Only the lines from the one containing "Give me a plain-text" through the final line of the material below should be output, exactly as they stand.

Data records:
=-=-=

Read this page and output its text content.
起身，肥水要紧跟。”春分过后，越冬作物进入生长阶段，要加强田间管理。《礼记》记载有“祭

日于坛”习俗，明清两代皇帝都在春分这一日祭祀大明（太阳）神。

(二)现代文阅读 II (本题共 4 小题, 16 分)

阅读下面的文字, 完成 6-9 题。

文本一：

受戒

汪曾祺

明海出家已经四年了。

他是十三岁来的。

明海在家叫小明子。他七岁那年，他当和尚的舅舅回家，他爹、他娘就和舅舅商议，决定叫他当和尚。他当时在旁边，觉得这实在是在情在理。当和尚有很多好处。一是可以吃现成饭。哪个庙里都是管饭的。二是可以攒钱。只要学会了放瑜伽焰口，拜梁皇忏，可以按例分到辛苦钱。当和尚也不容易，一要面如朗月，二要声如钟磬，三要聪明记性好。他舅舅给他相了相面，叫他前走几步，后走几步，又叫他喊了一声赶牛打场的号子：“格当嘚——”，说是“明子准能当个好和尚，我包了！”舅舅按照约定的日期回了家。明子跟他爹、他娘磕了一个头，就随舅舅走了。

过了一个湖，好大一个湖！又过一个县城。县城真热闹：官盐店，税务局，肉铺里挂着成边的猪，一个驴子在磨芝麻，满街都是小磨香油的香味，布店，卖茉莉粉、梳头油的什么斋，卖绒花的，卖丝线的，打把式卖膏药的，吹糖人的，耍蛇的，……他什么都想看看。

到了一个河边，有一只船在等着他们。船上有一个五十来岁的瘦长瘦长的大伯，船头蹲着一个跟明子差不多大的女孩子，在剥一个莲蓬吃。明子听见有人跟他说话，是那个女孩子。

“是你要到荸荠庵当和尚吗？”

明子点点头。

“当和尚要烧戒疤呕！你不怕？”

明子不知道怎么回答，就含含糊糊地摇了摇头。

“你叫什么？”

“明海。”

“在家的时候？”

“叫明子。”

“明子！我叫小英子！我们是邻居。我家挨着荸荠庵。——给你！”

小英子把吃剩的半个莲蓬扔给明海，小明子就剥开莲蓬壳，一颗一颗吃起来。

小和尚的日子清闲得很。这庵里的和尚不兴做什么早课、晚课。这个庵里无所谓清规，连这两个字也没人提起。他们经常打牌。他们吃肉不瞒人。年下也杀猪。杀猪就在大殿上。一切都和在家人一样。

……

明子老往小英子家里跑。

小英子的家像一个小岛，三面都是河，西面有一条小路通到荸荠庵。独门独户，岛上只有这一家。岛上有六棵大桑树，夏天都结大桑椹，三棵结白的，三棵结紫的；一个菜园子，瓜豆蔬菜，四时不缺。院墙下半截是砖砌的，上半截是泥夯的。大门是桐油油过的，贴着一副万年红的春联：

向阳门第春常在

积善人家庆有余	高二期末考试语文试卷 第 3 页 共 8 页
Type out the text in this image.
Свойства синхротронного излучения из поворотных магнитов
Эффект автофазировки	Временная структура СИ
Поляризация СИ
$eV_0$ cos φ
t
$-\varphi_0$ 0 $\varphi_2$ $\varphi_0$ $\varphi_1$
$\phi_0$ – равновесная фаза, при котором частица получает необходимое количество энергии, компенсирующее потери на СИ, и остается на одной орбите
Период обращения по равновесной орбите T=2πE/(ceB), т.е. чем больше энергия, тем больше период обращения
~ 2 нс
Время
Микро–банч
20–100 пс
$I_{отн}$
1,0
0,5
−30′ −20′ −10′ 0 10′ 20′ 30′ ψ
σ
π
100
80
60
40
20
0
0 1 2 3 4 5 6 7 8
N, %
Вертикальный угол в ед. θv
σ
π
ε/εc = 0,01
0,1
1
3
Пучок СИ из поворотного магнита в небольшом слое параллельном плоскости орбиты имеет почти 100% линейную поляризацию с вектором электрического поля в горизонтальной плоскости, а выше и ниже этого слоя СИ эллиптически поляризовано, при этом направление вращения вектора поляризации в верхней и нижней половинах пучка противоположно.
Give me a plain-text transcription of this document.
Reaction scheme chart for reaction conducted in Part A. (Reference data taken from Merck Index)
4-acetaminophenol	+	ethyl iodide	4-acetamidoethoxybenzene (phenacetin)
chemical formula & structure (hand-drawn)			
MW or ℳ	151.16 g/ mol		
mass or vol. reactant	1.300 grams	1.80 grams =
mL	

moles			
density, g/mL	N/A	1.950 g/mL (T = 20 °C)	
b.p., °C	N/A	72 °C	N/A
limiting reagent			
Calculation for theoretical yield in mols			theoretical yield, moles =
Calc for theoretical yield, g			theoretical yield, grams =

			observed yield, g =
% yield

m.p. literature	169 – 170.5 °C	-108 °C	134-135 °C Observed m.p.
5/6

=-=-=

> _Completed task_
Give me a plain-text transcription of this document.
Reaction scheme chart for reaction conducted in Part A. (Reference data taken from Merck Index)
4-acetaminophenol	+	ethyl iodide	4-acetamidoethoxybenzene (phenacetin)
chemical formula & structure (hand-drawn)			
MW or ℳ	151.16 g/ mol		
mass or vol. reactant	1.300 grams	1.80 grams =
mL	

moles			
density, g/mL	N/A	1.950 g/mL (T = 20 °C)	
b.p., °C	N/A	72 °C	N/A
limiting reagent			
Calculation for theoretical yield in mols			theoretical yield, moles =
Calc for theoretical yield, g			theoretical yield, grams =

			observed yield, g =
% yield

m.p. literature	169 – 170.5 °C	-108 °C	134-135 °C Observed m.p.
5/6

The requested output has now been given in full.